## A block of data
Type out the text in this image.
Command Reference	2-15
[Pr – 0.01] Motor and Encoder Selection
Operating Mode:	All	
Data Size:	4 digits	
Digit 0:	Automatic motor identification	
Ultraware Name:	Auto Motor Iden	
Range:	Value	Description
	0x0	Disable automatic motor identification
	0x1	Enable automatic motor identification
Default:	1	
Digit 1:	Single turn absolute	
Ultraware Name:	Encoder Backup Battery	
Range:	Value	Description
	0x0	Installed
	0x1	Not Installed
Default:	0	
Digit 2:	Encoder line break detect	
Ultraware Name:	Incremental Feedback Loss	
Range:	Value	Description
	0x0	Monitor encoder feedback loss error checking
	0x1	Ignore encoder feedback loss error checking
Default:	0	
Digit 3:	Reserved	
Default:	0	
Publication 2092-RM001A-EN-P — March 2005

* * *

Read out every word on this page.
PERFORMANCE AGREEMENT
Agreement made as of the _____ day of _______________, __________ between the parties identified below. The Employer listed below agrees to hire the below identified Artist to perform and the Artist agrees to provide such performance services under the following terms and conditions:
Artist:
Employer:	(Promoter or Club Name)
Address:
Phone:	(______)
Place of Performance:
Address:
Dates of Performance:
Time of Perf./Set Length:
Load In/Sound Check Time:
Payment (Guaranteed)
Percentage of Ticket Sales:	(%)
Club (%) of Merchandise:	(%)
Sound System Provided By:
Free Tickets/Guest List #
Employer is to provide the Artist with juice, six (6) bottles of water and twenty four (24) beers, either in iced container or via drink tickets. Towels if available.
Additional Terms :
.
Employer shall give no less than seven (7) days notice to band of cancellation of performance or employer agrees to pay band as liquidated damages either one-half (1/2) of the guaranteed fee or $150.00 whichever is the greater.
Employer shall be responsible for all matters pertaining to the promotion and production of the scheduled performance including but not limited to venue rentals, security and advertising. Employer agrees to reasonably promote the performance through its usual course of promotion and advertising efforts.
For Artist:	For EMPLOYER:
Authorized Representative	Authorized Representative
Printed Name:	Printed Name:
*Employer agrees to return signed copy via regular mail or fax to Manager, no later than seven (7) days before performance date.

## The exercise
From the data, list each line in which the string "checking" appears.

## Problem solution
	0x0	Monitor encoder feedback loss error checking
	0x1	Ignore encoder feedback loss error checking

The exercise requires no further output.